**Exercise objective**:
Keep only the lines where "state" appears.

**Records for the task**:

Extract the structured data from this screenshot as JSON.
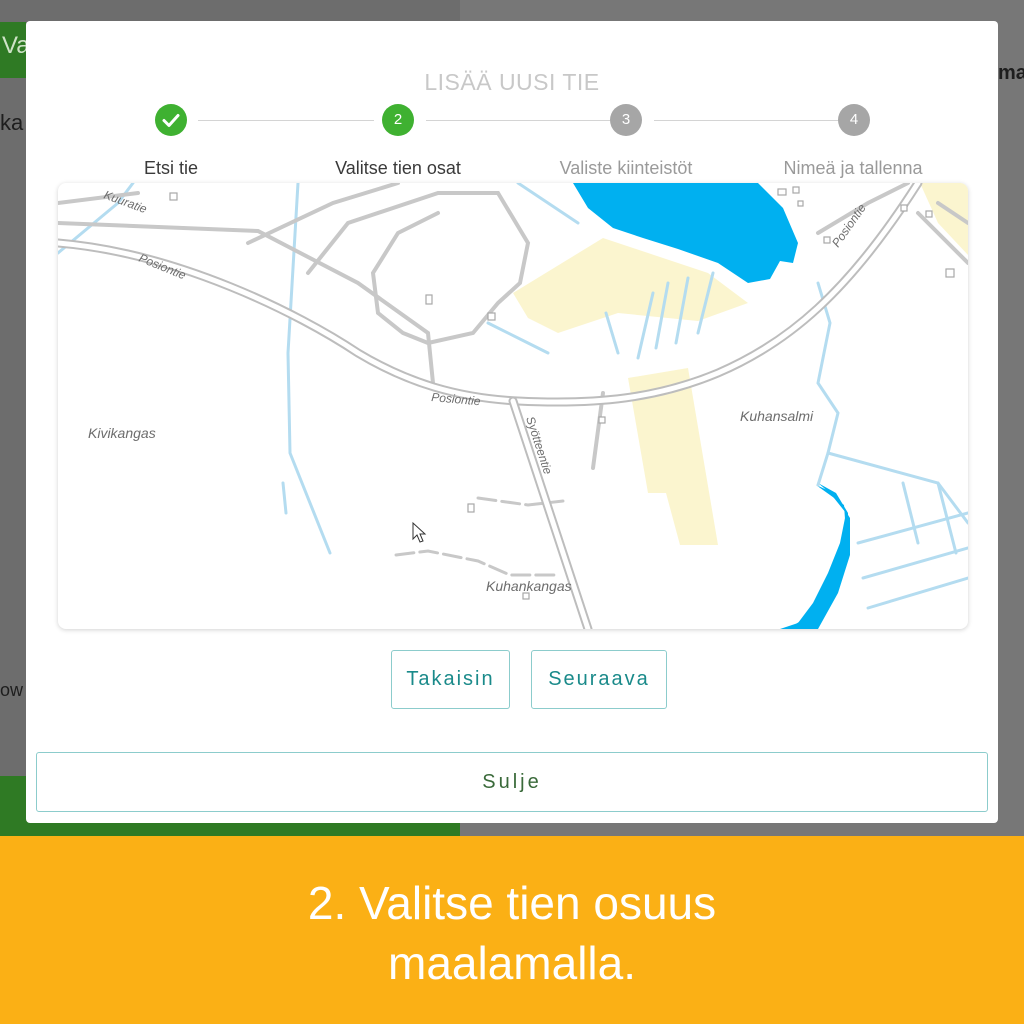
{
  "background": {
    "left_fragment_1": "Va",
    "left_fragment_2": "ka",
    "left_fragment_3": "ow",
    "right_fragment": "mal"
  },
  "modal": {
    "title": "LISÄÄ UUSI TIE",
    "steps": [
      {
        "number": "",
        "label": "Etsi tie",
        "state": "done"
      },
      {
        "number": "2",
        "label": "Valitse tien osat",
        "state": "active"
      },
      {
        "number": "3",
        "label": "Valiste kiinteistöt",
        "state": "todo"
      },
      {
        "number": "4",
        "label": "Nimeä ja tallenna",
        "state": "todo"
      }
    ],
    "map": {
      "labels": {
        "kuuratie": "Kuuratie",
        "posiontie_left": "Posiontie",
        "posiontie_mid": "Posiontie",
        "posiontie_right": "Posiontie",
        "syotteentie": "Syötteentie",
        "kivikangas": "Kivikangas",
        "kuhansalmi": "Kuhansalmi",
        "kuhankangas": "Kuhankangas"
      },
      "colors": {
        "water": "#00b0f0",
        "stream": "#b4dcf0",
        "field": "#fbf5cf",
        "road": "#c8c8c8"
      }
    },
    "back_label": "Takaisin",
    "next_label": "Seuraava",
    "close_label": "Sulje"
  },
  "banner": {
    "line1": "2. Valitse tien osuus",
    "line2": "maalamalla."
  }
}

**Expected answer**:
        "state": "done"
        "state": "active"
        "state": "todo"
        "state": "todo"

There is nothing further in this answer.